··· Listing
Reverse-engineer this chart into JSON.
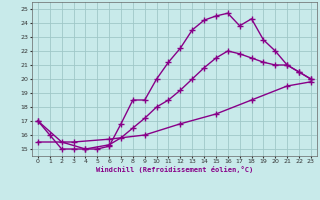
{
  "xlabel": "Windchill (Refroidissement éolien,°C)",
  "xlim": [
    -0.5,
    23.5
  ],
  "ylim": [
    14.5,
    25.5
  ],
  "xticks": [
    0,
    1,
    2,
    3,
    4,
    5,
    6,
    7,
    8,
    9,
    10,
    11,
    12,
    13,
    14,
    15,
    16,
    17,
    18,
    19,
    20,
    21,
    22,
    23
  ],
  "yticks": [
    15,
    16,
    17,
    18,
    19,
    20,
    21,
    22,
    23,
    24,
    25
  ],
  "bg_color": "#c8eaea",
  "line_color": "#880088",
  "grid_color": "#a0c8c8",
  "line1_x": [
    0,
    1,
    2,
    3,
    4,
    5,
    6,
    7,
    8,
    9,
    10,
    11,
    12,
    13,
    14,
    15,
    16,
    17,
    18,
    19,
    20,
    21,
    22,
    23
  ],
  "line1_y": [
    17,
    16,
    15,
    15,
    15,
    15,
    15.2,
    16.8,
    18.5,
    18.5,
    20.0,
    21.2,
    22.2,
    23.5,
    24.2,
    24.5,
    24.7,
    23.8,
    24.3,
    22.8,
    22.0,
    21.0,
    20.5,
    20.0
  ],
  "line2_x": [
    0,
    2,
    4,
    6,
    7,
    8,
    9,
    10,
    11,
    12,
    13,
    14,
    15,
    16,
    17,
    18,
    19,
    20,
    21,
    22,
    23
  ],
  "line2_y": [
    17,
    15.5,
    15,
    15.3,
    15.8,
    16.5,
    17.2,
    18.0,
    18.5,
    19.2,
    20.0,
    20.8,
    21.5,
    22.0,
    21.8,
    21.5,
    21.2,
    21.0,
    21.0,
    20.5,
    20.0
  ],
  "line3_x": [
    0,
    3,
    6,
    9,
    12,
    15,
    18,
    21,
    23
  ],
  "line3_y": [
    15.5,
    15.5,
    15.7,
    16.0,
    16.8,
    17.5,
    18.5,
    19.5,
    19.8
  ],
  "marker": "+",
  "markersize": 4,
  "linewidth": 1.0
}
······
Pictures stay out of the copy; please restate every record above exactly.

## Result
Reverse-engineer this chart into JSON.
{
  "xlabel": "Windchill (Refroidissement éolien,°C)",
  "xlim": [
    -0.5,
    23.5
  ],
  "ylim": [
    14.5,
    25.5
  ],
  "xticks": [
    0,
    1,
    2,
    3,
    4,
    5,
    6,
    7,
    8,
    9,
    10,
    11,
    12,
    13,
    14,
    15,
    16,
    17,
    18,
    19,
    20,
    21,
    22,
    23
  ],
  "yticks": [
    15,
    16,
    17,
    18,
    19,
    20,
    21,
    22,
    23,
    24,
    25
  ],
  "bg_color": "#c8eaea",
  "line_color": "#880088",
  "grid_color": "#a0c8c8",
  "line1_x": [
    0,
    1,
    2,
    3,
    4,
    5,
    6,
    7,
    8,
    9,
    10,
    11,
    12,
    13,
    14,
    15,
    16,
    17,
    18,
    19,
    20,
    21,
    22,
    23
  ],
  "line1_y": [
    17,
    16,
    15,
    15,
    15,
    15,
    15.2,
    16.8,
    18.5,
    18.5,
    20.0,
    21.2,
    22.2,
    23.5,
    24.2,
    24.5,
    24.7,
    23.8,
    24.3,
    22.8,
    22.0,
    21.0,
    20.5,
    20.0
  ],
  "line2_x": [
    0,
    2,
    4,
    6,
    7,
    8,
    9,
    10,
    11,
    12,
    13,
    14,
    15,
    16,
    17,
    18,
    19,
    20,
    21,
    22,
    23
  ],
  "line2_y": [
    17,
    15.5,
    15,
    15.3,
    15.8,
    16.5,
    17.2,
    18.0,
    18.5,
    19.2,
    20.0,
    20.8,
    21.5,
    22.0,
    21.8,
    21.5,
    21.2,
    21.0,
    21.0,
    20.5,
    20.0
  ],
  "line3_x": [
    0,
    3,
    6,
    9,
    12,
    15,
    18,
    21,
    23
  ],
  "line3_y": [
    15.5,
    15.5,
    15.7,
    16.0,
    16.8,
    17.5,
    18.5,
    19.5,
    19.8
  ],
  "marker": "+",
  "markersize": 4,
  "linewidth": 1.0
}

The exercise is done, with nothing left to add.